DATASET RECORDS |
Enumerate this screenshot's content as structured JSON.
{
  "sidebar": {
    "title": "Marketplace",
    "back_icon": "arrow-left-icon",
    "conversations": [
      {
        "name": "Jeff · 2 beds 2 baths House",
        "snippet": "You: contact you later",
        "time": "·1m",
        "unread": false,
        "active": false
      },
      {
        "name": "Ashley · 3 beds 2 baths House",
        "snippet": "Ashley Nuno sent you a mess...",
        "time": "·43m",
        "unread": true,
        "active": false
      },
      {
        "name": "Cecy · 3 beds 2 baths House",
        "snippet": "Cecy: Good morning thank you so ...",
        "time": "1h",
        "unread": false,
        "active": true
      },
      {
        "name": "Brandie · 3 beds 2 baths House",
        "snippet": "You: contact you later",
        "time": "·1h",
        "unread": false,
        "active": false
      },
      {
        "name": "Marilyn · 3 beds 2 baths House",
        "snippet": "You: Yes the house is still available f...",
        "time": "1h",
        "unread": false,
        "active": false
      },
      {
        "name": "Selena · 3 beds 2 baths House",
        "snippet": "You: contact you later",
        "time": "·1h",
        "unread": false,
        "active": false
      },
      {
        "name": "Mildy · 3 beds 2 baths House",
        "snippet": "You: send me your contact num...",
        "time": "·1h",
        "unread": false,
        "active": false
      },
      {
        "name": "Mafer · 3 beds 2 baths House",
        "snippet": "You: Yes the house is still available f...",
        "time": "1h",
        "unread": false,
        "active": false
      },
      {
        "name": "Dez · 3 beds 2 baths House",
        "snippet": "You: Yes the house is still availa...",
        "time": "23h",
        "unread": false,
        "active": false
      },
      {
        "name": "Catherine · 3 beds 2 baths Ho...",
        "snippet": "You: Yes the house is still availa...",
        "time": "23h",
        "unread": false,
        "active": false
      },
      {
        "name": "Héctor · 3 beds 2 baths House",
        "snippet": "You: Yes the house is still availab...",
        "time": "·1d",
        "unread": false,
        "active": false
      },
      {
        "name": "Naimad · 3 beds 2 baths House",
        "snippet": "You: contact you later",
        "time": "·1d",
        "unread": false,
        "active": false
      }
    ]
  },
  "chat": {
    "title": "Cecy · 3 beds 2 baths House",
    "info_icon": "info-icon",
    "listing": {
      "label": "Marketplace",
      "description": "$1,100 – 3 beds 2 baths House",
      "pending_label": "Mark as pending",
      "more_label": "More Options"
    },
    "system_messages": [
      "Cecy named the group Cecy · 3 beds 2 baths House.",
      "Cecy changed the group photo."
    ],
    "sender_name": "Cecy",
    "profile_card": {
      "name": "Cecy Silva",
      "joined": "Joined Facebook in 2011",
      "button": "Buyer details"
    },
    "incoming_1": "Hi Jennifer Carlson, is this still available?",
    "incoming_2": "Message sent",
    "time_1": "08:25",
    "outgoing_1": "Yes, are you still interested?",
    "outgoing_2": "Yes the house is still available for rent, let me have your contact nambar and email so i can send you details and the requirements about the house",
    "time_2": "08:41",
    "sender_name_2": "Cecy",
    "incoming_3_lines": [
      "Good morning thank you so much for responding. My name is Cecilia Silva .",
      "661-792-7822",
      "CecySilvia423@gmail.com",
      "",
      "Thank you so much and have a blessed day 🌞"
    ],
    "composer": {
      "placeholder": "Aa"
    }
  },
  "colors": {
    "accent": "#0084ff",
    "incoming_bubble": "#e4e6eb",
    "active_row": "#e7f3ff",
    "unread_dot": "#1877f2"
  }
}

WHAT TO DO | Scan the listing above for the word "Good" and copy every line that holds it.

TASK RESULT |
        "snippet": "Cecy: Good morning thank you so ...",
      "Good morning thank you so much for responding. My name is Cecilia Silva .",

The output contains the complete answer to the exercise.